(Saved entries)
+---+

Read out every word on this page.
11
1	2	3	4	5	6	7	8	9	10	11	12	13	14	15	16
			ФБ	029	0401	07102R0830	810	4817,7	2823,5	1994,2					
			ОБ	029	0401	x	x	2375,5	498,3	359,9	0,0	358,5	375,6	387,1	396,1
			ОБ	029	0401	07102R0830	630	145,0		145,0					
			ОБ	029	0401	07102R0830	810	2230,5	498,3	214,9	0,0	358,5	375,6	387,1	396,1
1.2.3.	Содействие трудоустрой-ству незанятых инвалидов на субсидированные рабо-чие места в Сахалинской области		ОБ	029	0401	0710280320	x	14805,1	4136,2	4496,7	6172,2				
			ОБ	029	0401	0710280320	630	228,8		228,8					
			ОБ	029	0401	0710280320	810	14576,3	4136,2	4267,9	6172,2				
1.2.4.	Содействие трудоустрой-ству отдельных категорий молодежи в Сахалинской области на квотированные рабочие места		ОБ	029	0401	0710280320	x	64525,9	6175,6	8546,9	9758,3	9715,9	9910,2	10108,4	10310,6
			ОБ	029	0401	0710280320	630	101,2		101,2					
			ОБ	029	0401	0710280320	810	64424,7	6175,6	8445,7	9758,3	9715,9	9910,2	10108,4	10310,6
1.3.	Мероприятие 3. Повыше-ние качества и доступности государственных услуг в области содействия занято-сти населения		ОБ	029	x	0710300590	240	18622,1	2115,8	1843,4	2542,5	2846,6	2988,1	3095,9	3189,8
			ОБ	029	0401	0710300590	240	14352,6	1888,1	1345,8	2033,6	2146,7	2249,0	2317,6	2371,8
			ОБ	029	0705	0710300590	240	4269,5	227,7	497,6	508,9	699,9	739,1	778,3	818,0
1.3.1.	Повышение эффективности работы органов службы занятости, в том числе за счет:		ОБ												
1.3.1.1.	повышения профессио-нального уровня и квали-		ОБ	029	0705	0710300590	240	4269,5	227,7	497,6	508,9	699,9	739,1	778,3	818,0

+---+

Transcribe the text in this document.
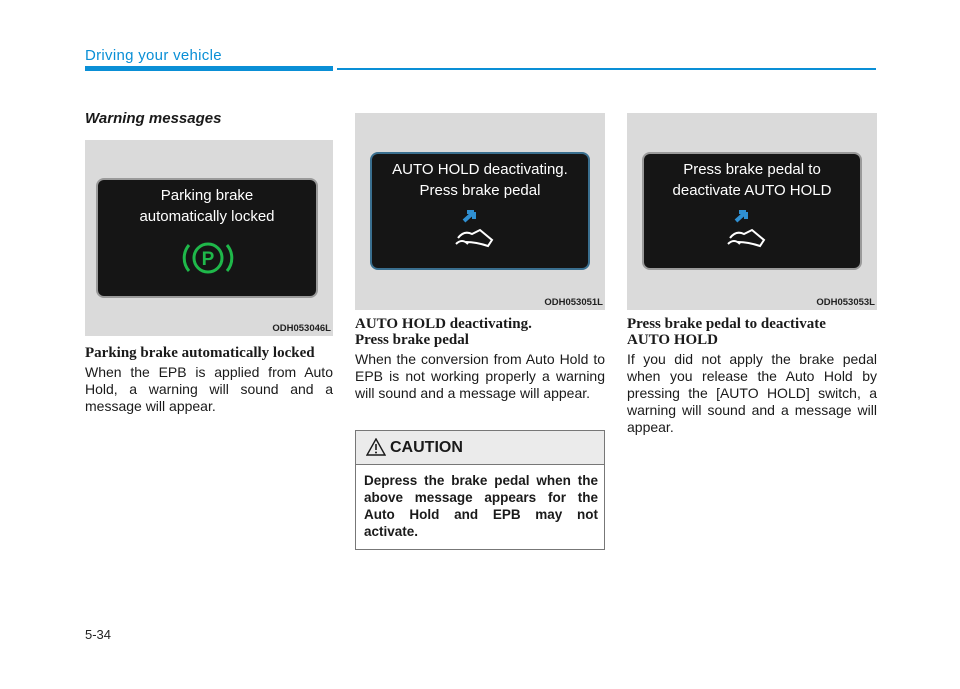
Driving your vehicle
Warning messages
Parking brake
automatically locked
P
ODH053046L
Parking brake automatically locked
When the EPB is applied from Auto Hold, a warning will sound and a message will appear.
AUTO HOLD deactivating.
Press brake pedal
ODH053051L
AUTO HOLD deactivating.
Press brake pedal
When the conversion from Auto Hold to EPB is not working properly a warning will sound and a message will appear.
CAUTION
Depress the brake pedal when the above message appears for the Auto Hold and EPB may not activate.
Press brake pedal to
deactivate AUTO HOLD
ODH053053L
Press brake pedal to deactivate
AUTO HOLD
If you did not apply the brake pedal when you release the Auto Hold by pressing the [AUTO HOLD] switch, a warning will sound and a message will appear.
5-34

+---+

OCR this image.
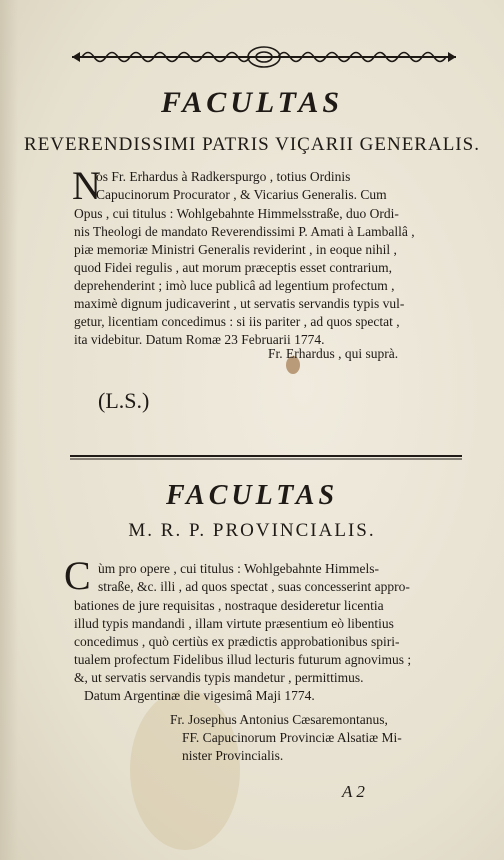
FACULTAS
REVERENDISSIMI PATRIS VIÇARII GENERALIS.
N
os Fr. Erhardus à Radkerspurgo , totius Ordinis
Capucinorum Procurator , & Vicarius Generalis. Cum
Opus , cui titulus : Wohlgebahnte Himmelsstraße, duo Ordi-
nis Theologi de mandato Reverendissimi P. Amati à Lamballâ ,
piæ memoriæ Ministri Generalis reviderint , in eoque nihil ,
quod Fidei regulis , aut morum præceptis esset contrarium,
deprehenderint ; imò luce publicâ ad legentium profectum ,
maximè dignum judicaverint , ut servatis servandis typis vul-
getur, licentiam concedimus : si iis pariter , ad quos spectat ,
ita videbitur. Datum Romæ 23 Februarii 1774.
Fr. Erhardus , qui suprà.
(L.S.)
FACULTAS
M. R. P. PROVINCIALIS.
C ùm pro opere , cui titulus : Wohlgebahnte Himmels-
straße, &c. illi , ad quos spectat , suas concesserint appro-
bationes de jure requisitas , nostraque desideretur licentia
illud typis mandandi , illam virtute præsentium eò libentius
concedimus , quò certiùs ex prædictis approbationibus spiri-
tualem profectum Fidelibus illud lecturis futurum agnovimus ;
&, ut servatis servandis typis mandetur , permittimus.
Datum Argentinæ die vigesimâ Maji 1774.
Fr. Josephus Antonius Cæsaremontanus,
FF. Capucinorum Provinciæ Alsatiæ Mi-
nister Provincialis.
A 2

+---+

- _WORK TO DO_
Check the records above line by line and tally those holding the string "Сахалинской". Answer with the number only.

- _FULL SOLUTION_
2